Your task. Compute the number of lines that include the string "OWNER", then output that number and nothing else.

Materials provided.
++++++

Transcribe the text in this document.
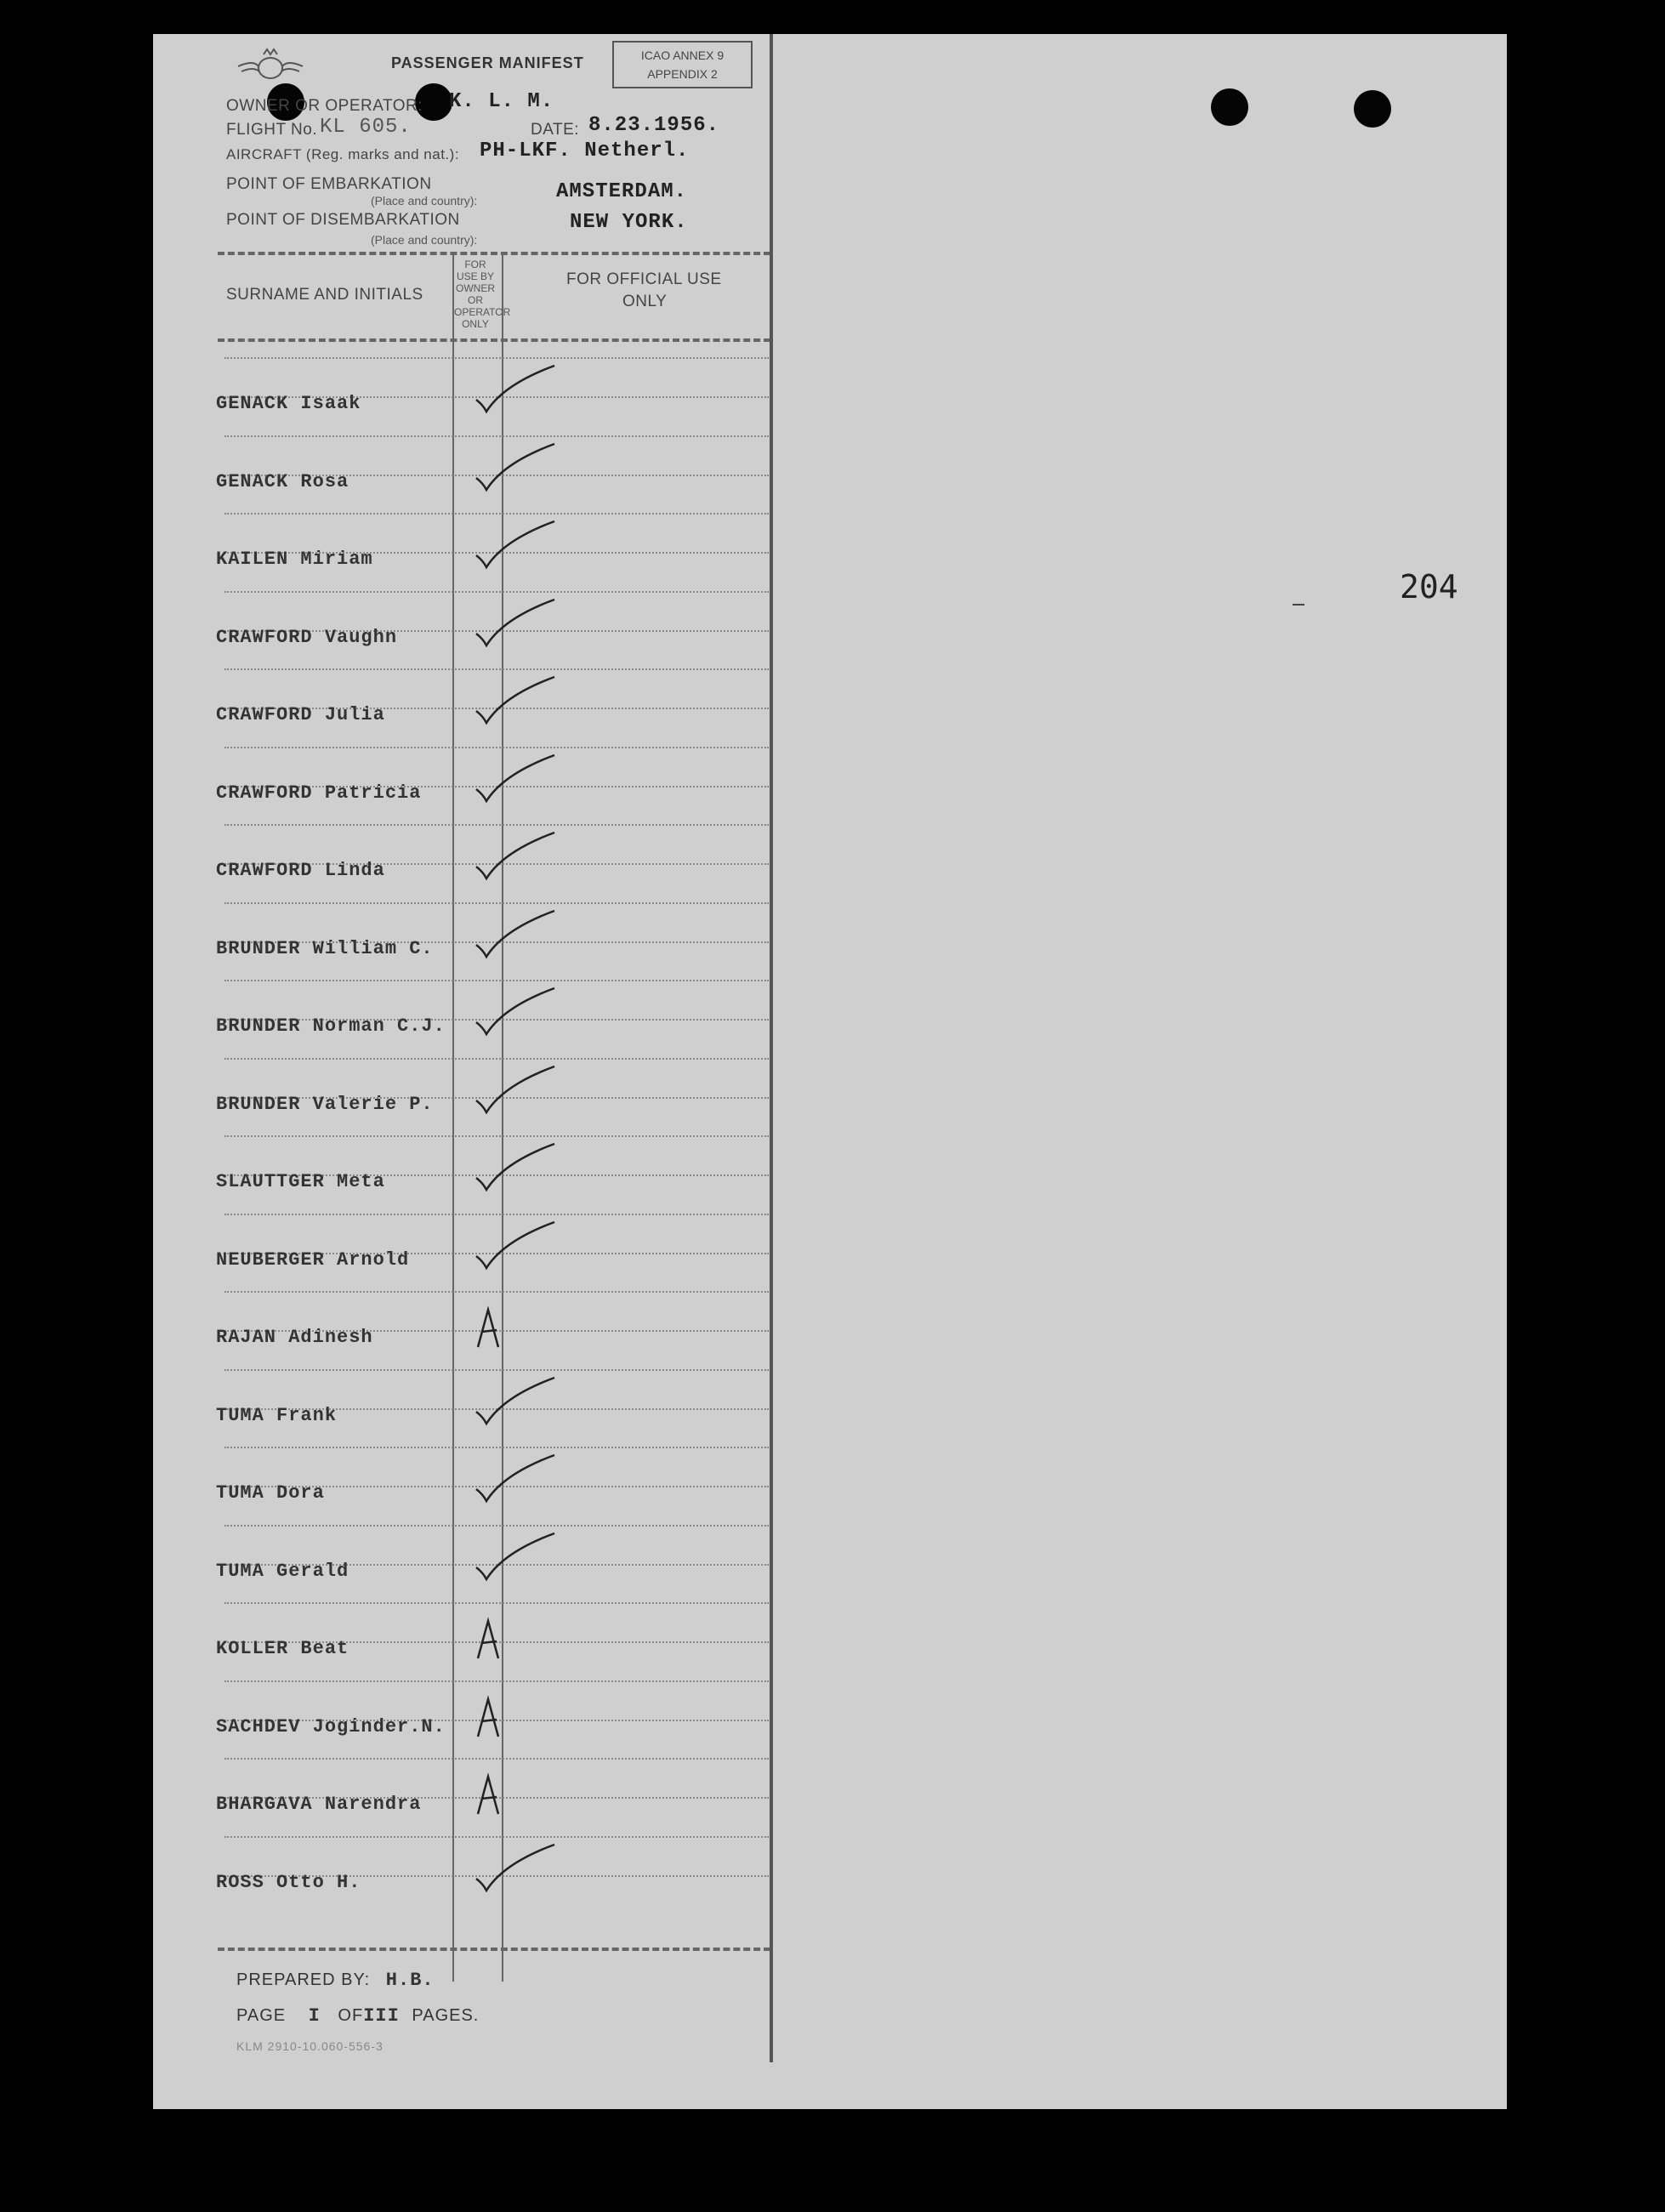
PASSENGER MANIFEST	ICAO ANNEX 9
APPENDIX 2
OWNER OR OPERATOR: K. L. M.
FLIGHT No. KL 605.	DATE: 8.23.1956.
AIRCRAFT (Reg. marks and nat.): PH-LKF. Netherl.
POINT OF EMBARKATION
(Place and country):	AMSTERDAM.
POINT OF DISEMBARKATION
(Place and country):
NEW YORK.
SURNAME AND INITIALS
FOR USE BY OWNER OR OPERATOR ONLY
FOR OFFICIAL USE
ONLY
GENACK Isaak
GENACK Rosa
KAILEN Miriam
CRAWFORD Vaughn
CRAWFORD Julia
CRAWFORD Patricia
CRAWFORD Linda
BRUNDER William C.
BRUNDER Norman C.J.
BRUNDER Valerie P.
SLAUTTGER Meta
NEUBERGER Arnold
RAJAN Adinesh
TUMA Frank
TUMA Dora
TUMA Gerald
KOLLER Beat
SACHDEV Joginder.N.
BHARGAVA Narendra
ROSS Otto H.
PREPARED BY: H.B.
PAGE I OFIII PAGES.
KLM 2910-10.060-556-3
204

++++++

Output for this exercise. 2